** Start **

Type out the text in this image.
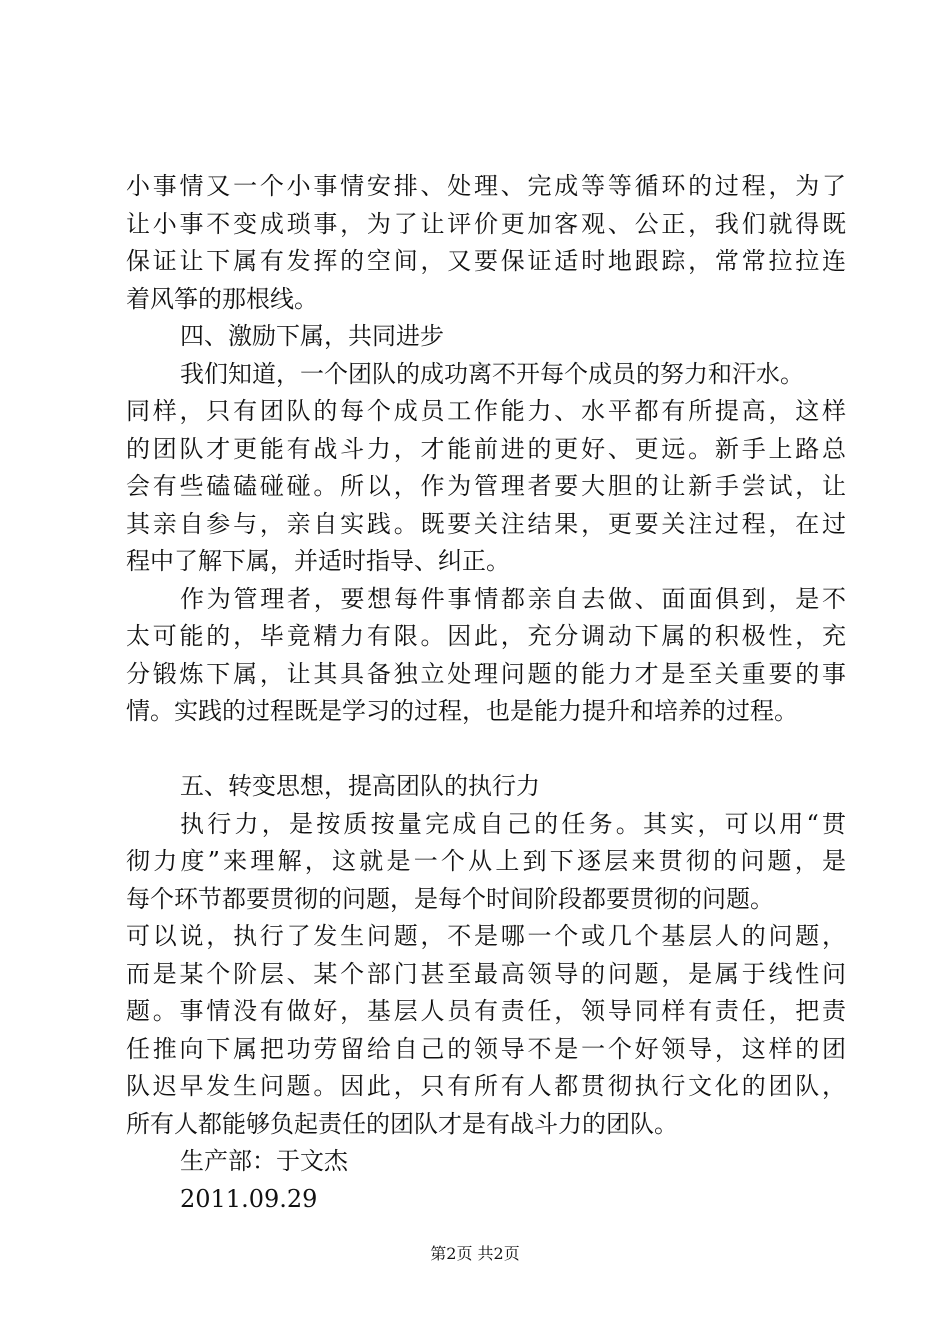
小事情又一个小事情安排、处理、完成等等循环的过程，为了
让小事不变成琐事，为了让评价更加客观、公正，我们就得既
保证让下属有发挥的空间，又要保证适时地跟踪，常常拉拉连
着风筝的那根线。
四、激励下属，共同进步
我们知道，一个团队的成功离不开每个成员的努力和汗水。
同样，只有团队的每个成员工作能力、水平都有所提高，这样
的团队才更能有战斗力，才能前进的更好、更远。新手上路总
会有些磕磕碰碰。所以，作为管理者要大胆的让新手尝试，让
其亲自参与，亲自实践。既要关注结果，更要关注过程，在过
程中了解下属，并适时指导、纠正。
作为管理者，要想每件事情都亲自去做、面面俱到，是不
太可能的，毕竟精力有限。因此，充分调动下属的积极性，充
分锻炼下属，让其具备独立处理问题的能力才是至关重要的事
情。实践的过程既是学习的过程，也是能力提升和培养的过程。
五、转变思想，提高团队的执行力
执行力，是按质按量完成自己的任务。其实，可以用“贯
彻力度”来理解，这就是一个从上到下逐层来贯彻的问题，是
每个环节都要贯彻的问题，是每个时间阶段都要贯彻的问题。
可以说，执行了发生问题，不是哪一个或几个基层人的问题，
而是某个阶层、某个部门甚至最高领导的问题，是属于线性问
题。事情没有做好，基层人员有责任，领导同样有责任，把责
任推向下属把功劳留给自己的领导不是一个好领导，这样的团
队迟早发生问题。因此，只有所有人都贯彻执行文化的团队，
所有人都能够负起责任的团队才是有战斗力的团队。
生产部：于文杰
2011.09.29
第2页 共2页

** End **

Directions
Without the pictures, retype the whole of the material above exactly.

Exercise output
Type out the text in this image.
小事情又一个小事情安排、处理、完成等等循环的过程，为了
让小事不变成琐事，为了让评价更加客观、公正，我们就得既
保证让下属有发挥的空间，又要保证适时地跟踪，常常拉拉连
着风筝的那根线。
四、激励下属，共同进步
我们知道，一个团队的成功离不开每个成员的努力和汗水。
同样，只有团队的每个成员工作能力、水平都有所提高，这样
的团队才更能有战斗力，才能前进的更好、更远。新手上路总
会有些磕磕碰碰。所以，作为管理者要大胆的让新手尝试，让
其亲自参与，亲自实践。既要关注结果，更要关注过程，在过
程中了解下属，并适时指导、纠正。
作为管理者，要想每件事情都亲自去做、面面俱到，是不
太可能的，毕竟精力有限。因此，充分调动下属的积极性，充
分锻炼下属，让其具备独立处理问题的能力才是至关重要的事
情。实践的过程既是学习的过程，也是能力提升和培养的过程。
五、转变思想，提高团队的执行力
执行力，是按质按量完成自己的任务。其实，可以用“贯
彻力度”来理解，这就是一个从上到下逐层来贯彻的问题，是
每个环节都要贯彻的问题，是每个时间阶段都要贯彻的问题。
可以说，执行了发生问题，不是哪一个或几个基层人的问题，
而是某个阶层、某个部门甚至最高领导的问题，是属于线性问
题。事情没有做好，基层人员有责任，领导同样有责任，把责
任推向下属把功劳留给自己的领导不是一个好领导，这样的团
队迟早发生问题。因此，只有所有人都贯彻执行文化的团队，
所有人都能够负起责任的团队才是有战斗力的团队。
生产部：于文杰
2011.09.29
第2页 共2页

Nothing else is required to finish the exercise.